**What needs to be done:**
Transcribe the entries below exactly; leave every image out.

**Supplied material:**
Start
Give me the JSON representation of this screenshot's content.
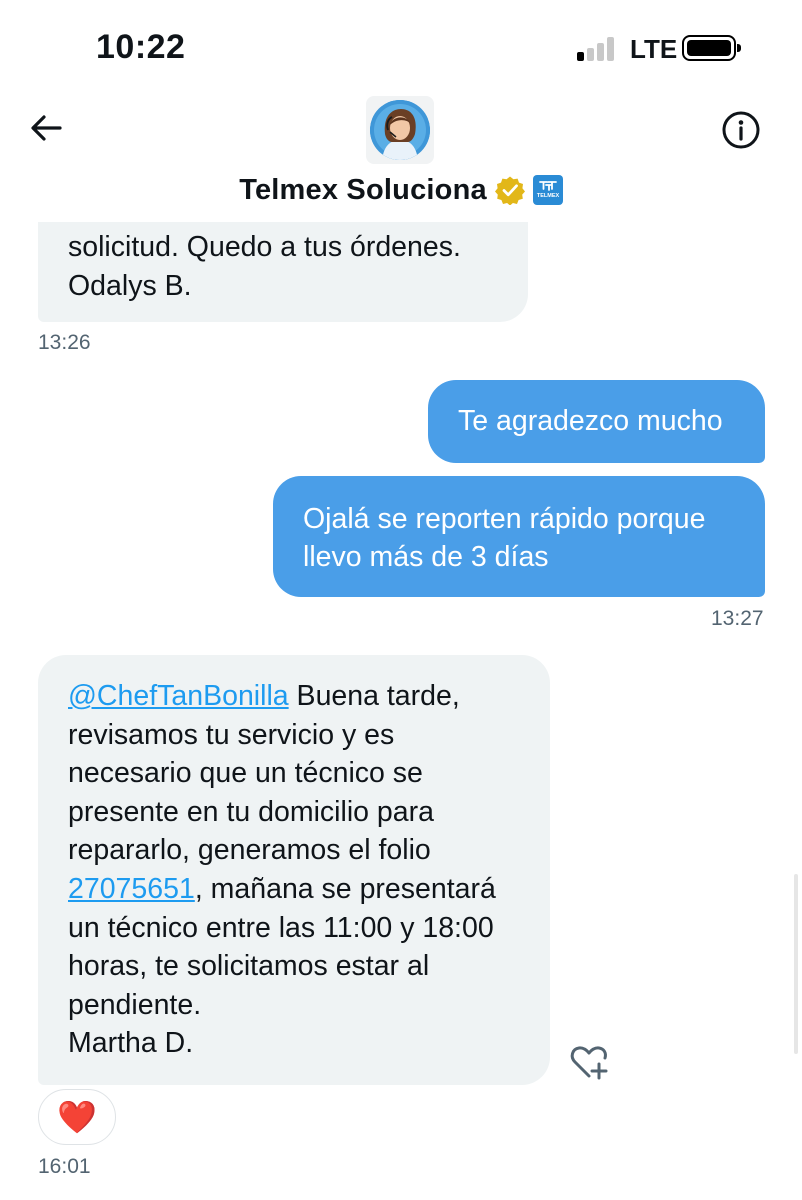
{
  "status_bar": {
    "time": "10:22",
    "network": "LTE",
    "signal_bars": 1
  },
  "header": {
    "title": "Telmex Soluciona",
    "icons": [
      "back-arrow-icon",
      "info-icon",
      "verified-gold-badge-icon",
      "telmex-affiliate-icon"
    ],
    "affiliate_text": "TELMEX"
  },
  "messages": [
    {
      "direction": "in",
      "lines": [
        "solicitud. Quedo a tus órdenes.",
        "Odalys B."
      ],
      "time": "13:26"
    },
    {
      "direction": "out",
      "text": "Te agradezco mucho"
    },
    {
      "direction": "out",
      "lines": [
        "Ojalá se reporten rápido porque",
        "llevo más de 3 días"
      ],
      "time": "13:27"
    },
    {
      "direction": "in",
      "mention": "@ChefTanBonilla",
      "line1_rest": " Buena tarde,",
      "line2": "revisamos tu servicio y es",
      "line3": "necesario que un técnico se",
      "line4": "presente en tu domicilio para",
      "line5": "repararlo, generamos el folio",
      "folio": "27075651",
      "line6_rest": ", mañana se presentará",
      "line7": "un técnico entre las 11:00 y 18:00",
      "line8": "horas, te solicitamos estar al",
      "line9": "pendiente.",
      "signature": "Martha D.",
      "reaction": "❤️",
      "time": "16:01"
    }
  ],
  "colors": {
    "outgoing_bubble": "#4a9ee8",
    "incoming_bubble": "#eff3f4",
    "link": "#1d9bf0",
    "verified": "#e2b719"
  }
}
End
**Right answer:**
Give me the JSON representation of this screenshot's content.
{
  "status_bar": {
    "time": "10:22",
    "network": "LTE",
    "signal_bars": 1
  },
  "header": {
    "title": "Telmex Soluciona",
    "icons": [
      "back-arrow-icon",
      "info-icon",
      "verified-gold-badge-icon",
      "telmex-affiliate-icon"
    ],
    "affiliate_text": "TELMEX"
  },
  "messages": [
    {
      "direction": "in",
      "lines": [
        "solicitud. Quedo a tus órdenes.",
        "Odalys B."
      ],
      "time": "13:26"
    },
    {
      "direction": "out",
      "text": "Te agradezco mucho"
    },
    {
      "direction": "out",
      "lines": [
        "Ojalá se reporten rápido porque",
        "llevo más de 3 días"
      ],
      "time": "13:27"
    },
    {
      "direction": "in",
      "mention": "@ChefTanBonilla",
      "line1_rest": " Buena tarde,",
      "line2": "revisamos tu servicio y es",
      "line3": "necesario que un técnico se",
      "line4": "presente en tu domicilio para",
      "line5": "repararlo, generamos el folio",
      "folio": "27075651",
      "line6_rest": ", mañana se presentará",
      "line7": "un técnico entre las 11:00 y 18:00",
      "line8": "horas, te solicitamos estar al",
      "line9": "pendiente.",
      "signature": "Martha D.",
      "reaction": "❤️",
      "time": "16:01"
    }
  ],
  "colors": {
    "outgoing_bubble": "#4a9ee8",
    "incoming_bubble": "#eff3f4",
    "link": "#1d9bf0",
    "verified": "#e2b719"
  }
}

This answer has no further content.